Write the material out again, line by line, exactly as it is.

--- START OF Records ---

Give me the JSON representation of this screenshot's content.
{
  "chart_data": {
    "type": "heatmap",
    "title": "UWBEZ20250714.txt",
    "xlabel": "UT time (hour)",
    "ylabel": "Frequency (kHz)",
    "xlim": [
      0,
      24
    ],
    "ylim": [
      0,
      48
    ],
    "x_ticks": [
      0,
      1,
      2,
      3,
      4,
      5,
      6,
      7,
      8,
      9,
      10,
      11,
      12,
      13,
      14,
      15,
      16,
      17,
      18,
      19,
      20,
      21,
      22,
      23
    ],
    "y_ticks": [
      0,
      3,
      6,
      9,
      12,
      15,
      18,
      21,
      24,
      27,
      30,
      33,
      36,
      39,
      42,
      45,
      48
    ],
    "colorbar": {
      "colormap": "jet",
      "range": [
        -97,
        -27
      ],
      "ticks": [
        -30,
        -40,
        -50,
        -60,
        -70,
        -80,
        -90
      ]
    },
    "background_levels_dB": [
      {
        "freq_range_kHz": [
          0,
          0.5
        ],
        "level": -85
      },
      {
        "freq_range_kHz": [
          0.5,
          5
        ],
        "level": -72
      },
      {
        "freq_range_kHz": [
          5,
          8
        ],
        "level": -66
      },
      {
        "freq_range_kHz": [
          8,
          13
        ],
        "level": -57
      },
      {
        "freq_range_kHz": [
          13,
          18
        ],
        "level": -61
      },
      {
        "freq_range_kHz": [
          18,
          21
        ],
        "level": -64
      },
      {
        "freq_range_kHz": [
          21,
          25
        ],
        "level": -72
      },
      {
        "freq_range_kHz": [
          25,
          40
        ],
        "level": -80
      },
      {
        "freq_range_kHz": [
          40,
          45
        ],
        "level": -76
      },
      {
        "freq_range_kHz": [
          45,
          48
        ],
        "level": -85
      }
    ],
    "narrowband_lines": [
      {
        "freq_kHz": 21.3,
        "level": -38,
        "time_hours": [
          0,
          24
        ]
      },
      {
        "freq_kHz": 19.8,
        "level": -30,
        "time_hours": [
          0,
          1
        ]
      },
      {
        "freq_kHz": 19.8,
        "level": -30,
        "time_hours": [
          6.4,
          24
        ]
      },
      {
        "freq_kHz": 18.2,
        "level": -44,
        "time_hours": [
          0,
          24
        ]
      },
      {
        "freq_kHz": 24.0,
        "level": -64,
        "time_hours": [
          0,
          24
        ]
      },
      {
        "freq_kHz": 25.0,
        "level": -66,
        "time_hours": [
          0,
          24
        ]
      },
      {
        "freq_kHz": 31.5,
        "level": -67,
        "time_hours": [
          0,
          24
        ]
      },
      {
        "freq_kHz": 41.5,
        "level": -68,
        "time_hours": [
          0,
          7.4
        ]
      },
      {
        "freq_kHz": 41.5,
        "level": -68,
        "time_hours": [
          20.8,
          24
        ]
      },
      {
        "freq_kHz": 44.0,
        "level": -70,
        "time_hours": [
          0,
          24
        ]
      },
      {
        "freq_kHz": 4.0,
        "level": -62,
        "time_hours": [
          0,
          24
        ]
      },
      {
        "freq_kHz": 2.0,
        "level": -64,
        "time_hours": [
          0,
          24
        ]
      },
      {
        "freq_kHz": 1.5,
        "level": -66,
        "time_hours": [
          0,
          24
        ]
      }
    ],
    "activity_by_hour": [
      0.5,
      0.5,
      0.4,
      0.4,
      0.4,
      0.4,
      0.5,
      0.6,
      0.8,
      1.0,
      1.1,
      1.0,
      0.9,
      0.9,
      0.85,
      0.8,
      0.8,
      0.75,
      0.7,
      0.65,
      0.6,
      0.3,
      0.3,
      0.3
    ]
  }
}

--- END OF Records ---

Complete response |
Give me the JSON representation of this screenshot's content.
{
  "chart_data": {
    "type": "heatmap",
    "title": "UWBEZ20250714.txt",
    "xlabel": "UT time (hour)",
    "ylabel": "Frequency (kHz)",
    "xlim": [
      0,
      24
    ],
    "ylim": [
      0,
      48
    ],
    "x_ticks": [
      0,
      1,
      2,
      3,
      4,
      5,
      6,
      7,
      8,
      9,
      10,
      11,
      12,
      13,
      14,
      15,
      16,
      17,
      18,
      19,
      20,
      21,
      22,
      23
    ],
    "y_ticks": [
      0,
      3,
      6,
      9,
      12,
      15,
      18,
      21,
      24,
      27,
      30,
      33,
      36,
      39,
      42,
      45,
      48
    ],
    "colorbar": {
      "colormap": "jet",
      "range": [
        -97,
        -27
      ],
      "ticks": [
        -30,
        -40,
        -50,
        -60,
        -70,
        -80,
        -90
      ]
    },
    "background_levels_dB": [
      {
        "freq_range_kHz": [
          0,
          0.5
        ],
        "level": -85
      },
      {
        "freq_range_kHz": [
          0.5,
          5
        ],
        "level": -72
      },
      {
        "freq_range_kHz": [
          5,
          8
        ],
        "level": -66
      },
      {
        "freq_range_kHz": [
          8,
          13
        ],
        "level": -57
      },
      {
        "freq_range_kHz": [
          13,
          18
        ],
        "level": -61
      },
      {
        "freq_range_kHz": [
          18,
          21
        ],
        "level": -64
      },
      {
        "freq_range_kHz": [
          21,
          25
        ],
        "level": -72
      },
      {
        "freq_range_kHz": [
          25,
          40
        ],
        "level": -80
      },
      {
        "freq_range_kHz": [
          40,
          45
        ],
        "level": -76
      },
      {
        "freq_range_kHz": [
          45,
          48
        ],
        "level": -85
      }
    ],
    "narrowband_lines": [
      {
        "freq_kHz": 21.3,
        "level": -38,
        "time_hours": [
          0,
          24
        ]
      },
      {
        "freq_kHz": 19.8,
        "level": -30,
        "time_hours": [
          0,
          1
        ]
      },
      {
        "freq_kHz": 19.8,
        "level": -30,
        "time_hours": [
          6.4,
          24
        ]
      },
      {
        "freq_kHz": 18.2,
        "level": -44,
        "time_hours": [
          0,
          24
        ]
      },
      {
        "freq_kHz": 24.0,
        "level": -64,
        "time_hours": [
          0,
          24
        ]
      },
      {
        "freq_kHz": 25.0,
        "level": -66,
        "time_hours": [
          0,
          24
        ]
      },
      {
        "freq_kHz": 31.5,
        "level": -67,
        "time_hours": [
          0,
          24
        ]
      },
      {
        "freq_kHz": 41.5,
        "level": -68,
        "time_hours": [
          0,
          7.4
        ]
      },
      {
        "freq_kHz": 41.5,
        "level": -68,
        "time_hours": [
          20.8,
          24
        ]
      },
      {
        "freq_kHz": 44.0,
        "level": -70,
        "time_hours": [
          0,
          24
        ]
      },
      {
        "freq_kHz": 4.0,
        "level": -62,
        "time_hours": [
          0,
          24
        ]
      },
      {
        "freq_kHz": 2.0,
        "level": -64,
        "time_hours": [
          0,
          24
        ]
      },
      {
        "freq_kHz": 1.5,
        "level": -66,
        "time_hours": [
          0,
          24
        ]
      }
    ],
    "activity_by_hour": [
      0.5,
      0.5,
      0.4,
      0.4,
      0.4,
      0.4,
      0.5,
      0.6,
      0.8,
      1.0,
      1.1,
      1.0,
      0.9,
      0.9,
      0.85,
      0.8,
      0.8,
      0.75,
      0.7,
      0.65,
      0.6,
      0.3,
      0.3,
      0.3
    ]
  }
}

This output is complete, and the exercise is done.